**Your objective**: Print each line exactly as it is given.
## BEGIN Dataset extract
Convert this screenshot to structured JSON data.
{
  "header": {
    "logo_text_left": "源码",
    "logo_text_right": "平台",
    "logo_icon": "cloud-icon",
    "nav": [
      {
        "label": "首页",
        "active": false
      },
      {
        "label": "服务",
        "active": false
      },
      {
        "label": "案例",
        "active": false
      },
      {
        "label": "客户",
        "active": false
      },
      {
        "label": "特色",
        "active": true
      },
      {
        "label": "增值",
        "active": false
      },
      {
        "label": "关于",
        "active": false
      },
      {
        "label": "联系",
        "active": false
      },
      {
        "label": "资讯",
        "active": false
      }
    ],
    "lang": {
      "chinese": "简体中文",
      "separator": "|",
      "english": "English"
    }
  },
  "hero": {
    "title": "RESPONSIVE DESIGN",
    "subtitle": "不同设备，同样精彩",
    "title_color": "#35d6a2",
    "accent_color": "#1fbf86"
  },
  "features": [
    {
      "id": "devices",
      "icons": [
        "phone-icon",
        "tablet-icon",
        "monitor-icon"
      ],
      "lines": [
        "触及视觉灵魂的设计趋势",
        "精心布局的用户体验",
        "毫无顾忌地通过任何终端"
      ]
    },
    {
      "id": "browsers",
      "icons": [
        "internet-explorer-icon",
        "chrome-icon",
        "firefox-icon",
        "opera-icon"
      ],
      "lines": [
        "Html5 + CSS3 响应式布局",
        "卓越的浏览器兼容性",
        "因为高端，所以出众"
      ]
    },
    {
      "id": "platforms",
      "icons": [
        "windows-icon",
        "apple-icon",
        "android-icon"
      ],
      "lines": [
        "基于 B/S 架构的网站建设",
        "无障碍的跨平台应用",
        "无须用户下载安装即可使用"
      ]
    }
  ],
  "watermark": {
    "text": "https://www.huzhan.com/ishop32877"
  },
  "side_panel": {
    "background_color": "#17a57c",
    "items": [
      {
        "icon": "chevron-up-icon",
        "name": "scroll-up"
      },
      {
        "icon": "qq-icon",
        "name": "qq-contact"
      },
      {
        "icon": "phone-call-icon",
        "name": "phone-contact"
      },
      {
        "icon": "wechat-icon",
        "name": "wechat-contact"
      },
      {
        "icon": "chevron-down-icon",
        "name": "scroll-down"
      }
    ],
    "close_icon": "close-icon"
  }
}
## END Dataset extract
**Correct result**:
Convert this screenshot to structured JSON data.
{
  "header": {
    "logo_text_left": "源码",
    "logo_text_right": "平台",
    "logo_icon": "cloud-icon",
    "nav": [
      {
        "label": "首页",
        "active": false
      },
      {
        "label": "服务",
        "active": false
      },
      {
        "label": "案例",
        "active": false
      },
      {
        "label": "客户",
        "active": false
      },
      {
        "label": "特色",
        "active": true
      },
      {
        "label": "增值",
        "active": false
      },
      {
        "label": "关于",
        "active": false
      },
      {
        "label": "联系",
        "active": false
      },
      {
        "label": "资讯",
        "active": false
      }
    ],
    "lang": {
      "chinese": "简体中文",
      "separator": "|",
      "english": "English"
    }
  },
  "hero": {
    "title": "RESPONSIVE DESIGN",
    "subtitle": "不同设备，同样精彩",
    "title_color": "#35d6a2",
    "accent_color": "#1fbf86"
  },
  "features": [
    {
      "id": "devices",
      "icons": [
        "phone-icon",
        "tablet-icon",
        "monitor-icon"
      ],
      "lines": [
        "触及视觉灵魂的设计趋势",
        "精心布局的用户体验",
        "毫无顾忌地通过任何终端"
      ]
    },
    {
      "id": "browsers",
      "icons": [
        "internet-explorer-icon",
        "chrome-icon",
        "firefox-icon",
        "opera-icon"
      ],
      "lines": [
        "Html5 + CSS3 响应式布局",
        "卓越的浏览器兼容性",
        "因为高端，所以出众"
      ]
    },
    {
      "id": "platforms",
      "icons": [
        "windows-icon",
        "apple-icon",
        "android-icon"
      ],
      "lines": [
        "基于 B/S 架构的网站建设",
        "无障碍的跨平台应用",
        "无须用户下载安装即可使用"
      ]
    }
  ],
  "watermark": {
    "text": "https://www.huzhan.com/ishop32877"
  },
  "side_panel": {
    "background_color": "#17a57c",
    "items": [
      {
        "icon": "chevron-up-icon",
        "name": "scroll-up"
      },
      {
        "icon": "qq-icon",
        "name": "qq-contact"
      },
      {
        "icon": "phone-call-icon",
        "name": "phone-contact"
      },
      {
        "icon": "wechat-icon",
        "name": "wechat-contact"
      },
      {
        "icon": "chevron-down-icon",
        "name": "scroll-down"
      }
    ],
    "close_icon": "close-icon"
  }
}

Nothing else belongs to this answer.